● Short task
Repeat the lines that follow, leaving nothing out.

● Provided material
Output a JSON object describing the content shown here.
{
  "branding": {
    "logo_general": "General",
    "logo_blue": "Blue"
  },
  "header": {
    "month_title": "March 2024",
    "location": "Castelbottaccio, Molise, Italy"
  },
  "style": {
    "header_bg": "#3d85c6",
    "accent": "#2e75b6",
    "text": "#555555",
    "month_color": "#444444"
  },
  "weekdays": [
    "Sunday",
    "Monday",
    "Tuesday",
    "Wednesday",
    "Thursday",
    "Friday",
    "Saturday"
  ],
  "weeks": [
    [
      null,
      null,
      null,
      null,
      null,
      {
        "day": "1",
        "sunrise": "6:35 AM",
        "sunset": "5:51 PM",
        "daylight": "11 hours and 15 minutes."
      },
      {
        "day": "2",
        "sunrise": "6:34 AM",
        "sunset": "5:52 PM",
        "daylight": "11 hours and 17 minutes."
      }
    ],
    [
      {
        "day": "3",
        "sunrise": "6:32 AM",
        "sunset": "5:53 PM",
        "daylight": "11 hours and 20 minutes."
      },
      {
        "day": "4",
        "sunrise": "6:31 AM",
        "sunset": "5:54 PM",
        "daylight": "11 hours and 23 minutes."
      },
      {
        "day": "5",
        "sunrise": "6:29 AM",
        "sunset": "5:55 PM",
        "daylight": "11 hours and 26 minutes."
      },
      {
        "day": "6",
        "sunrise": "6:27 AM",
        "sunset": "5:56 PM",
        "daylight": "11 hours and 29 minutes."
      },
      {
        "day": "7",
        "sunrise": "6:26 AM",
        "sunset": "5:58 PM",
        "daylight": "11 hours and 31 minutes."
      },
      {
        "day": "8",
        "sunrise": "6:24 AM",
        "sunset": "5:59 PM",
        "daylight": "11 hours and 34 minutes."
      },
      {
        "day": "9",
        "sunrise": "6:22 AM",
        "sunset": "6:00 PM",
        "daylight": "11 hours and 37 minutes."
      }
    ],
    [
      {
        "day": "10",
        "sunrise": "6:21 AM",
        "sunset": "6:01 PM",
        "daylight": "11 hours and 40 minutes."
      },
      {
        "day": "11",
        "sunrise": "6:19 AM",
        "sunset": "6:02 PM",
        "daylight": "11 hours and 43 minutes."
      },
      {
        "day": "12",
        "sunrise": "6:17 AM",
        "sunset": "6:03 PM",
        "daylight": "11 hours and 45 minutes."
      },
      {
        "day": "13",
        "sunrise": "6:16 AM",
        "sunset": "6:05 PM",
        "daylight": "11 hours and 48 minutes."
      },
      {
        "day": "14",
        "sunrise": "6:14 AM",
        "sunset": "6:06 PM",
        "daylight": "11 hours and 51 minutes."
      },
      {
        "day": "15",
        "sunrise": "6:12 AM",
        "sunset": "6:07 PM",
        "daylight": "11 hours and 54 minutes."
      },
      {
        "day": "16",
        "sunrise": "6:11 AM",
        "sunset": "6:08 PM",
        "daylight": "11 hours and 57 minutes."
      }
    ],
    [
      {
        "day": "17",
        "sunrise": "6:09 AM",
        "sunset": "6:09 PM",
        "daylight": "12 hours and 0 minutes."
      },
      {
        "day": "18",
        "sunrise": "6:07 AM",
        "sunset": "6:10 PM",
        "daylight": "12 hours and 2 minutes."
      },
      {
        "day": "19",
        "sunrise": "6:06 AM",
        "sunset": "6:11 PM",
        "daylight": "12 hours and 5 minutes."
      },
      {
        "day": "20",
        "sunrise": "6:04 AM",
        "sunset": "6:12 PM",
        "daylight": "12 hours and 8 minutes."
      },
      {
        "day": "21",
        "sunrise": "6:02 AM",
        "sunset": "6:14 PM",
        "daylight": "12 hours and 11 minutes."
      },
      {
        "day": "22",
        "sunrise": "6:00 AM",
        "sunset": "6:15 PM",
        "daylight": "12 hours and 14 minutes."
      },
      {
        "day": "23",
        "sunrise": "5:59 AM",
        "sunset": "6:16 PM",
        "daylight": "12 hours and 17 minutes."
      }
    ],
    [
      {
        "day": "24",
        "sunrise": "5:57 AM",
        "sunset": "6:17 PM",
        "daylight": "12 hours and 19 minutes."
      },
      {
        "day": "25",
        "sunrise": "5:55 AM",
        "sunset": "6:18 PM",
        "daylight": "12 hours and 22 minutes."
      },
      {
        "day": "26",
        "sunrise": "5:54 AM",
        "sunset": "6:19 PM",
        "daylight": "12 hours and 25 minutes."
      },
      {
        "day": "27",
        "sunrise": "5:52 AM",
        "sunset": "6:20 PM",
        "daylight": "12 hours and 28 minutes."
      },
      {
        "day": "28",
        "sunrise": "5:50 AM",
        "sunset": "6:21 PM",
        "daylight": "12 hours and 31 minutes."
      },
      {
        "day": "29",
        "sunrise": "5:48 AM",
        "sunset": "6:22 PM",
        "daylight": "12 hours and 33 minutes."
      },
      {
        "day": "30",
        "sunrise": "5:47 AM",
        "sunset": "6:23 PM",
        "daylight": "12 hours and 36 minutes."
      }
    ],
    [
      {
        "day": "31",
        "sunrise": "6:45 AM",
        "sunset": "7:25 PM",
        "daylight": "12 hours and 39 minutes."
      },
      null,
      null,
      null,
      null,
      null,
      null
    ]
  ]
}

● The output
Output a JSON object describing the content shown here.
{
  "branding": {
    "logo_general": "General",
    "logo_blue": "Blue"
  },
  "header": {
    "month_title": "March 2024",
    "location": "Castelbottaccio, Molise, Italy"
  },
  "style": {
    "header_bg": "#3d85c6",
    "accent": "#2e75b6",
    "text": "#555555",
    "month_color": "#444444"
  },
  "weekdays": [
    "Sunday",
    "Monday",
    "Tuesday",
    "Wednesday",
    "Thursday",
    "Friday",
    "Saturday"
  ],
  "weeks": [
    [
      null,
      null,
      null,
      null,
      null,
      {
        "day": "1",
        "sunrise": "6:35 AM",
        "sunset": "5:51 PM",
        "daylight": "11 hours and 15 minutes."
      },
      {
        "day": "2",
        "sunrise": "6:34 AM",
        "sunset": "5:52 PM",
        "daylight": "11 hours and 17 minutes."
      }
    ],
    [
      {
        "day": "3",
        "sunrise": "6:32 AM",
        "sunset": "5:53 PM",
        "daylight": "11 hours and 20 minutes."
      },
      {
        "day": "4",
        "sunrise": "6:31 AM",
        "sunset": "5:54 PM",
        "daylight": "11 hours and 23 minutes."
      },
      {
        "day": "5",
        "sunrise": "6:29 AM",
        "sunset": "5:55 PM",
        "daylight": "11 hours and 26 minutes."
      },
      {
        "day": "6",
        "sunrise": "6:27 AM",
        "sunset": "5:56 PM",
        "daylight": "11 hours and 29 minutes."
      },
      {
        "day": "7",
        "sunrise": "6:26 AM",
        "sunset": "5:58 PM",
        "daylight": "11 hours and 31 minutes."
      },
      {
        "day": "8",
        "sunrise": "6:24 AM",
        "sunset": "5:59 PM",
        "daylight": "11 hours and 34 minutes."
      },
      {
        "day": "9",
        "sunrise": "6:22 AM",
        "sunset": "6:00 PM",
        "daylight": "11 hours and 37 minutes."
      }
    ],
    [
      {
        "day": "10",
        "sunrise": "6:21 AM",
        "sunset": "6:01 PM",
        "daylight": "11 hours and 40 minutes."
      },
      {
        "day": "11",
        "sunrise": "6:19 AM",
        "sunset": "6:02 PM",
        "daylight": "11 hours and 43 minutes."
      },
      {
        "day": "12",
        "sunrise": "6:17 AM",
        "sunset": "6:03 PM",
        "daylight": "11 hours and 45 minutes."
      },
      {
        "day": "13",
        "sunrise": "6:16 AM",
        "sunset": "6:05 PM",
        "daylight": "11 hours and 48 minutes."
      },
      {
        "day": "14",
        "sunrise": "6:14 AM",
        "sunset": "6:06 PM",
        "daylight": "11 hours and 51 minutes."
      },
      {
        "day": "15",
        "sunrise": "6:12 AM",
        "sunset": "6:07 PM",
        "daylight": "11 hours and 54 minutes."
      },
      {
        "day": "16",
        "sunrise": "6:11 AM",
        "sunset": "6:08 PM",
        "daylight": "11 hours and 57 minutes."
      }
    ],
    [
      {
        "day": "17",
        "sunrise": "6:09 AM",
        "sunset": "6:09 PM",
        "daylight": "12 hours and 0 minutes."
      },
      {
        "day": "18",
        "sunrise": "6:07 AM",
        "sunset": "6:10 PM",
        "daylight": "12 hours and 2 minutes."
      },
      {
        "day": "19",
        "sunrise": "6:06 AM",
        "sunset": "6:11 PM",
        "daylight": "12 hours and 5 minutes."
      },
      {
        "day": "20",
        "sunrise": "6:04 AM",
        "sunset": "6:12 PM",
        "daylight": "12 hours and 8 minutes."
      },
      {
        "day": "21",
        "sunrise": "6:02 AM",
        "sunset": "6:14 PM",
        "daylight": "12 hours and 11 minutes."
      },
      {
        "day": "22",
        "sunrise": "6:00 AM",
        "sunset": "6:15 PM",
        "daylight": "12 hours and 14 minutes."
      },
      {
        "day": "23",
        "sunrise": "5:59 AM",
        "sunset": "6:16 PM",
        "daylight": "12 hours and 17 minutes."
      }
    ],
    [
      {
        "day": "24",
        "sunrise": "5:57 AM",
        "sunset": "6:17 PM",
        "daylight": "12 hours and 19 minutes."
      },
      {
        "day": "25",
        "sunrise": "5:55 AM",
        "sunset": "6:18 PM",
        "daylight": "12 hours and 22 minutes."
      },
      {
        "day": "26",
        "sunrise": "5:54 AM",
        "sunset": "6:19 PM",
        "daylight": "12 hours and 25 minutes."
      },
      {
        "day": "27",
        "sunrise": "5:52 AM",
        "sunset": "6:20 PM",
        "daylight": "12 hours and 28 minutes."
      },
      {
        "day": "28",
        "sunrise": "5:50 AM",
        "sunset": "6:21 PM",
        "daylight": "12 hours and 31 minutes."
      },
      {
        "day": "29",
        "sunrise": "5:48 AM",
        "sunset": "6:22 PM",
        "daylight": "12 hours and 33 minutes."
      },
      {
        "day": "30",
        "sunrise": "5:47 AM",
        "sunset": "6:23 PM",
        "daylight": "12 hours and 36 minutes."
      }
    ],
    [
      {
        "day": "31",
        "sunrise": "6:45 AM",
        "sunset": "7:25 PM",
        "daylight": "12 hours and 39 minutes."
      },
      null,
      null,
      null,
      null,
      null,
      null
    ]
  ]
}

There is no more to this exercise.